EXERCISE REQUIREMENTS: State how many lines contain "Company", and write nothing except that count.

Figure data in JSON
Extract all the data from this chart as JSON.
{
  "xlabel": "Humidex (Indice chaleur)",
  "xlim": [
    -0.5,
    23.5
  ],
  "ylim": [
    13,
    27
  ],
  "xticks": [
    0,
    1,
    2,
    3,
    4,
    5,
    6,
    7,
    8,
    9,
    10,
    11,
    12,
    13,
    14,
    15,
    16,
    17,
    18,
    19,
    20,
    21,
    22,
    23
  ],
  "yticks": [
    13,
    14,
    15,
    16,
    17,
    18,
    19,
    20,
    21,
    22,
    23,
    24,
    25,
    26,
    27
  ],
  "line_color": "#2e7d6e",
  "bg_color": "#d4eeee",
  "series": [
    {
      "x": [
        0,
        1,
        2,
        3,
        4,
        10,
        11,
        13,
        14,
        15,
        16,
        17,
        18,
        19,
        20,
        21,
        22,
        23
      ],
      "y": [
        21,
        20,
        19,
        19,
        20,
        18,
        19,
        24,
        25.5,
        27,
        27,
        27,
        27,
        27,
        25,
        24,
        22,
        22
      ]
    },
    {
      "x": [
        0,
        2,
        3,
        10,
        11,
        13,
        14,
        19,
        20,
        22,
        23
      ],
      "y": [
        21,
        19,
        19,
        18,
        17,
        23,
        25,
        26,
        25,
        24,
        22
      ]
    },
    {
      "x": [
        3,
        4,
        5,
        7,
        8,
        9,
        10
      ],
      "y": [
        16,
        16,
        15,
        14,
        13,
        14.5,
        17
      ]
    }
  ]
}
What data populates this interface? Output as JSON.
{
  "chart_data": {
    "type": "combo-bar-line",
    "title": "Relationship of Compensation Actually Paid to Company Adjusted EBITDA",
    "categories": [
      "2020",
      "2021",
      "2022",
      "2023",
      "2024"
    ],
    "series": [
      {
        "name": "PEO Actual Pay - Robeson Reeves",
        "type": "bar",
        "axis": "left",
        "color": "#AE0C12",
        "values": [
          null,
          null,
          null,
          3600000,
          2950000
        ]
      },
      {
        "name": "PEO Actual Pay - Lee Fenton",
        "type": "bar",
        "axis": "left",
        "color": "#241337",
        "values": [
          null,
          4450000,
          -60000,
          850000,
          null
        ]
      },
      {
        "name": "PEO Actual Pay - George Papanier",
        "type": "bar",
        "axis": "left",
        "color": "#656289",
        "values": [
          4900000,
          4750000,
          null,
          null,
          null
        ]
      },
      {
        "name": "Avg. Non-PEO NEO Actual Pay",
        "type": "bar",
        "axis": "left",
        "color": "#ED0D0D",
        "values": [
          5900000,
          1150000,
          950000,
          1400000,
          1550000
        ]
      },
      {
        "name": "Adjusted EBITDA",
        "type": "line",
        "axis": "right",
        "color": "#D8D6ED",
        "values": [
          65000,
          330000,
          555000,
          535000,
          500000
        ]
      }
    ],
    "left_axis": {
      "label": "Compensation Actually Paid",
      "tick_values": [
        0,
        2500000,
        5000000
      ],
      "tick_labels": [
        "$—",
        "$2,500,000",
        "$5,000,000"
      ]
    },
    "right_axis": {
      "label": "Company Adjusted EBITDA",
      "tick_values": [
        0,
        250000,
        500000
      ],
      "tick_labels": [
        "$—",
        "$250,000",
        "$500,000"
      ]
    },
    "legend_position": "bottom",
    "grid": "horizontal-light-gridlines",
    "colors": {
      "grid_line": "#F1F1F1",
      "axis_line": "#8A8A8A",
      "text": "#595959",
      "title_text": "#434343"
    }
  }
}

RESULT FOR THIS EXERCISE: 2